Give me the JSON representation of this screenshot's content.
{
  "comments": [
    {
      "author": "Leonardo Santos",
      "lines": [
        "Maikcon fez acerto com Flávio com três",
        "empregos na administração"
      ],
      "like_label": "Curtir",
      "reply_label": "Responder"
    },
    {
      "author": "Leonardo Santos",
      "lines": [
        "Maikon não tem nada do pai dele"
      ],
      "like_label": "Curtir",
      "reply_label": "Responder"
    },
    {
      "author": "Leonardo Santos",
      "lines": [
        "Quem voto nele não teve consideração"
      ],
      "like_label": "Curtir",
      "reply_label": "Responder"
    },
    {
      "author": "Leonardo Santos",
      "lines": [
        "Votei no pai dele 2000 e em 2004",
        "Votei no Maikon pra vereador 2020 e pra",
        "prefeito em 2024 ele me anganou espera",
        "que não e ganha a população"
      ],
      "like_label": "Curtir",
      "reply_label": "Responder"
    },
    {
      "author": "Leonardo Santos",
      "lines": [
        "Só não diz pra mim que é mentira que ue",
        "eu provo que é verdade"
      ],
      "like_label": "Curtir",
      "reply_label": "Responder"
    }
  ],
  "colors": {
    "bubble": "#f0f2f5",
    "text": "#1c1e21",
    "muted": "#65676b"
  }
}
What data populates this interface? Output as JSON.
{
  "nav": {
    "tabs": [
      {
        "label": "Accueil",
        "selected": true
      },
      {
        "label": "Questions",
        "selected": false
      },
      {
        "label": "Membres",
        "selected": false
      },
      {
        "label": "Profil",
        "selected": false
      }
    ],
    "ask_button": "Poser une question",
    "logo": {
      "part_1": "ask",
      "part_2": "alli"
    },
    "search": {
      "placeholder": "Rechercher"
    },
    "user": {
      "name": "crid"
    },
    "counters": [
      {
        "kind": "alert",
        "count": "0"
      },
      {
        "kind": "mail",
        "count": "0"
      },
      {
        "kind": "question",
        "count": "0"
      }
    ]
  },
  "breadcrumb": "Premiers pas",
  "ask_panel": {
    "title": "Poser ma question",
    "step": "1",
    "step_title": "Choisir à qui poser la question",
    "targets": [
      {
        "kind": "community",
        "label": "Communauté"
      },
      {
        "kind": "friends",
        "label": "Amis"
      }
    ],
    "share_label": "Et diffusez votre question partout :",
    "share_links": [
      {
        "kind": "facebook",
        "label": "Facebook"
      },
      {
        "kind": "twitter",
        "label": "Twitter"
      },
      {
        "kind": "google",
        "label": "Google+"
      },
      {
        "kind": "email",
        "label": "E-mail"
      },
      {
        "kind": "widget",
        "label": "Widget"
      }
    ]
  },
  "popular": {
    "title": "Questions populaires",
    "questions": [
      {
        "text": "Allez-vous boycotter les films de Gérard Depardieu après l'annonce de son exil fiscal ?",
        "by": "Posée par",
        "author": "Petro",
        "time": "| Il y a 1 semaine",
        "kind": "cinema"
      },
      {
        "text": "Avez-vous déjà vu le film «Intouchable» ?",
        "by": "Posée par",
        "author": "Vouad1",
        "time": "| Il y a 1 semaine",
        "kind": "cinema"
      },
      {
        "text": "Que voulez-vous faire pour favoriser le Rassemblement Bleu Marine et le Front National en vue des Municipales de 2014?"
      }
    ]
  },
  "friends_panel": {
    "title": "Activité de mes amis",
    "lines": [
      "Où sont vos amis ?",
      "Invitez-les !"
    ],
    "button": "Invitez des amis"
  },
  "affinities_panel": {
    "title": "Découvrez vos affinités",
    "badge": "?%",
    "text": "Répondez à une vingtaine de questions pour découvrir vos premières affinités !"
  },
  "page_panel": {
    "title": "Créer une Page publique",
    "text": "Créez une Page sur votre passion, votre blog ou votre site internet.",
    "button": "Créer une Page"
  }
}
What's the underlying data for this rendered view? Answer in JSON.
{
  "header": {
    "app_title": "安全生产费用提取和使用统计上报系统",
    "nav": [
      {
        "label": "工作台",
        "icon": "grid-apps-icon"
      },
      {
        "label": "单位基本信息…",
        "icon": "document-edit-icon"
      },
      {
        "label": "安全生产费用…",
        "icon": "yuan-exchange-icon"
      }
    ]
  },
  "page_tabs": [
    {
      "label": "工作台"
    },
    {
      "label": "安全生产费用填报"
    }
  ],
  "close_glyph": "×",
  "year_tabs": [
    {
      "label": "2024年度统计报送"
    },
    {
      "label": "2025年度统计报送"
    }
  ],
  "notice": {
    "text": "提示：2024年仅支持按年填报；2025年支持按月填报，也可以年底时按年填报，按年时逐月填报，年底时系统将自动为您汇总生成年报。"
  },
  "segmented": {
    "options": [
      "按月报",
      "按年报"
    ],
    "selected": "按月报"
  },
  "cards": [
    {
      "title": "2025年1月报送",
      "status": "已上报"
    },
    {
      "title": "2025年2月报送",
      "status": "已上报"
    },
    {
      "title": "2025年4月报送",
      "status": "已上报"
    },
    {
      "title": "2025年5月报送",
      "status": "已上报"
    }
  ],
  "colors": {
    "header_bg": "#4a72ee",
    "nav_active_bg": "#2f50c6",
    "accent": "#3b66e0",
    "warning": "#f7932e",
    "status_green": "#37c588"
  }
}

· · ·

What the task requires
Search the records for the word "pour". Copy every line that has it.

Result of the task
        "text": "Que voulez-vous faire pour favoriser le Rassemblement Bleu Marine et le Front National en vue des Municipales de 2014?"
    "text": "Répondez à une vingtaine de questions pour découvrir vos premières affinités !"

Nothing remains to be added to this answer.